What you need to do ▸ Your task is to locate every line holding the string "this" and to copy each of them.

Data to process ▸
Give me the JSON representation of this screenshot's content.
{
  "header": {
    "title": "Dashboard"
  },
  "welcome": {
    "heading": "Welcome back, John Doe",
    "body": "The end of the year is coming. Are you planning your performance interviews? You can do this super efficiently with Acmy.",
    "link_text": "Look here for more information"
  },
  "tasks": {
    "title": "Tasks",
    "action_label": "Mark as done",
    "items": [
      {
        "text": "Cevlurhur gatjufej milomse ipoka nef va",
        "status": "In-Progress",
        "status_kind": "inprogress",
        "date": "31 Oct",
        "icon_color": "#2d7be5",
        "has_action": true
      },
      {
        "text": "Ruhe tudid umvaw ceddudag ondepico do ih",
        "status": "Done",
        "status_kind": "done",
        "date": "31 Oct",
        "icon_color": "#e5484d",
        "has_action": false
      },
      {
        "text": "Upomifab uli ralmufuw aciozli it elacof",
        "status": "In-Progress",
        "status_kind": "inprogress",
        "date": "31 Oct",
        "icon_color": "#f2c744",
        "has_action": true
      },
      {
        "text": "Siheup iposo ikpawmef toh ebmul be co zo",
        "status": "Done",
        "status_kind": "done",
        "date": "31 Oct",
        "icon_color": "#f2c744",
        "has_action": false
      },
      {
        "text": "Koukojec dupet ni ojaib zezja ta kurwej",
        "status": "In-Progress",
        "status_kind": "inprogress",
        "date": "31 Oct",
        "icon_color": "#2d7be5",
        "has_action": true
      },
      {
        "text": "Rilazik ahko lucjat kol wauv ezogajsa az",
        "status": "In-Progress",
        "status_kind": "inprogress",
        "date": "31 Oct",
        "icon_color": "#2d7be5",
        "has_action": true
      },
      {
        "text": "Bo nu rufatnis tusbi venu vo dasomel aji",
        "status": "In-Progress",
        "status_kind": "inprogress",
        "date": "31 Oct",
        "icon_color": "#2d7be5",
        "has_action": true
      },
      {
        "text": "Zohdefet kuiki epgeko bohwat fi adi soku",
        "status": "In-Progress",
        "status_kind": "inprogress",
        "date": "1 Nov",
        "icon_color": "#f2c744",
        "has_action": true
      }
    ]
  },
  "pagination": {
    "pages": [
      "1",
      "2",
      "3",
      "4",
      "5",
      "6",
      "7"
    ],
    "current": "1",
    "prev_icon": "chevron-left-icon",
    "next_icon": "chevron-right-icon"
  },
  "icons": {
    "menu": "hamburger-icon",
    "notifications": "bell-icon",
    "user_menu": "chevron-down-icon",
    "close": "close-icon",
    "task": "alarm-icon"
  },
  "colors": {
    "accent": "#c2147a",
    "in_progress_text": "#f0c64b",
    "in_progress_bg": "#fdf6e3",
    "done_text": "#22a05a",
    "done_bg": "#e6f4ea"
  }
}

Answer in full ▸
Give me the JSON representation of this screenshot's content.
    "body": "The end of the year is coming. Are you planning your performance interviews? You can do this super efficiently with Acmy.",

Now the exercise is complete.